Directions for this task. Give every line of the data again, unchanged, but with no pictures.

Records shown.
####
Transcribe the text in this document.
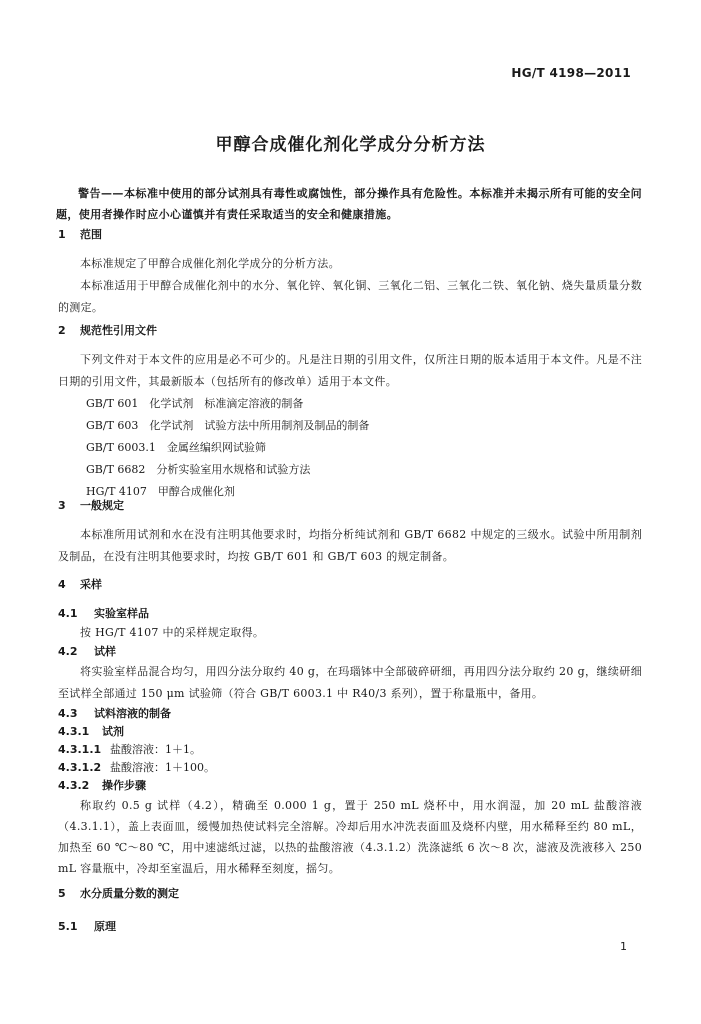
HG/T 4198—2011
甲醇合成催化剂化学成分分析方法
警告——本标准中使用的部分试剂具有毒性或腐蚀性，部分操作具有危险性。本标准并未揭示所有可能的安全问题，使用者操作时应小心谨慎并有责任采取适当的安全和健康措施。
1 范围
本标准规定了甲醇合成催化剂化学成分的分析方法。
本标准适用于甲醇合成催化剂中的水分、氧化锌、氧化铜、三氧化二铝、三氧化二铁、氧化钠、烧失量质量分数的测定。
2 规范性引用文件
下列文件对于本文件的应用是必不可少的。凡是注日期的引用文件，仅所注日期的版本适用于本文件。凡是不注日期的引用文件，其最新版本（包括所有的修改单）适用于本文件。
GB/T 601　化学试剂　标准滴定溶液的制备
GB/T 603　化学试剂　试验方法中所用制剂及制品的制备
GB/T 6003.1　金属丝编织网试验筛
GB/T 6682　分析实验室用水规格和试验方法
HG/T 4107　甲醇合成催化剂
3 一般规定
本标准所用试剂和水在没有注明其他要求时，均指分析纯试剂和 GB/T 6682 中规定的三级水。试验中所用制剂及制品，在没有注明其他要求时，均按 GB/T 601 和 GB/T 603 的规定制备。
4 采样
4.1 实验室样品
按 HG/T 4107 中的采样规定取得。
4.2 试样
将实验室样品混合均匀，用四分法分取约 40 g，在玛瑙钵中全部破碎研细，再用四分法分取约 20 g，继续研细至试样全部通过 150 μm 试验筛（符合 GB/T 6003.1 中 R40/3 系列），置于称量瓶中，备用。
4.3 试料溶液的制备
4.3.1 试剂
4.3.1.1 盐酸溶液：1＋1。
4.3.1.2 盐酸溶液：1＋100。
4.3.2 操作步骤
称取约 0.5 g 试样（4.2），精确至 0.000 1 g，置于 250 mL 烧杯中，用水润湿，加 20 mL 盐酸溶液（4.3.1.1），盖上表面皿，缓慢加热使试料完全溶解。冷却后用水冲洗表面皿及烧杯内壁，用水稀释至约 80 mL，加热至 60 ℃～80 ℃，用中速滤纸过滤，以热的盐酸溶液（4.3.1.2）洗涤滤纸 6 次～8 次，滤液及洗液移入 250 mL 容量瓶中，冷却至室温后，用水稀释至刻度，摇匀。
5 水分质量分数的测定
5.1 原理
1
####
Response.
Transcribe the text in this document.
HG/T 4198—2011
甲醇合成催化剂化学成分分析方法
警告——本标准中使用的部分试剂具有毒性或腐蚀性，部分操作具有危险性。本标准并未揭示所有可能的安全问题，使用者操作时应小心谨慎并有责任采取适当的安全和健康措施。
1 范围
本标准规定了甲醇合成催化剂化学成分的分析方法。
本标准适用于甲醇合成催化剂中的水分、氧化锌、氧化铜、三氧化二铝、三氧化二铁、氧化钠、烧失量质量分数的测定。
2 规范性引用文件
下列文件对于本文件的应用是必不可少的。凡是注日期的引用文件，仅所注日期的版本适用于本文件。凡是不注日期的引用文件，其最新版本（包括所有的修改单）适用于本文件。
GB/T 601　化学试剂　标准滴定溶液的制备
GB/T 603　化学试剂　试验方法中所用制剂及制品的制备
GB/T 6003.1　金属丝编织网试验筛
GB/T 6682　分析实验室用水规格和试验方法
HG/T 4107　甲醇合成催化剂
3 一般规定
本标准所用试剂和水在没有注明其他要求时，均指分析纯试剂和 GB/T 6682 中规定的三级水。试验中所用制剂及制品，在没有注明其他要求时，均按 GB/T 601 和 GB/T 603 的规定制备。
4 采样
4.1 实验室样品
按 HG/T 4107 中的采样规定取得。
4.2 试样
将实验室样品混合均匀，用四分法分取约 40 g，在玛瑙钵中全部破碎研细，再用四分法分取约 20 g，继续研细至试样全部通过 150 μm 试验筛（符合 GB/T 6003.1 中 R40/3 系列），置于称量瓶中，备用。
4.3 试料溶液的制备
4.3.1 试剂
4.3.1.1 盐酸溶液：1＋1。
4.3.1.2 盐酸溶液：1＋100。
4.3.2 操作步骤
称取约 0.5 g 试样（4.2），精确至 0.000 1 g，置于 250 mL 烧杯中，用水润湿，加 20 mL 盐酸溶液（4.3.1.1），盖上表面皿，缓慢加热使试料完全溶解。冷却后用水冲洗表面皿及烧杯内壁，用水稀释至约 80 mL，加热至 60 ℃～80 ℃，用中速滤纸过滤，以热的盐酸溶液（4.3.1.2）洗涤滤纸 6 次～8 次，滤液及洗液移入 250 mL 容量瓶中，冷却至室温后，用水稀释至刻度，摇匀。
5 水分质量分数的测定
5.1 原理
1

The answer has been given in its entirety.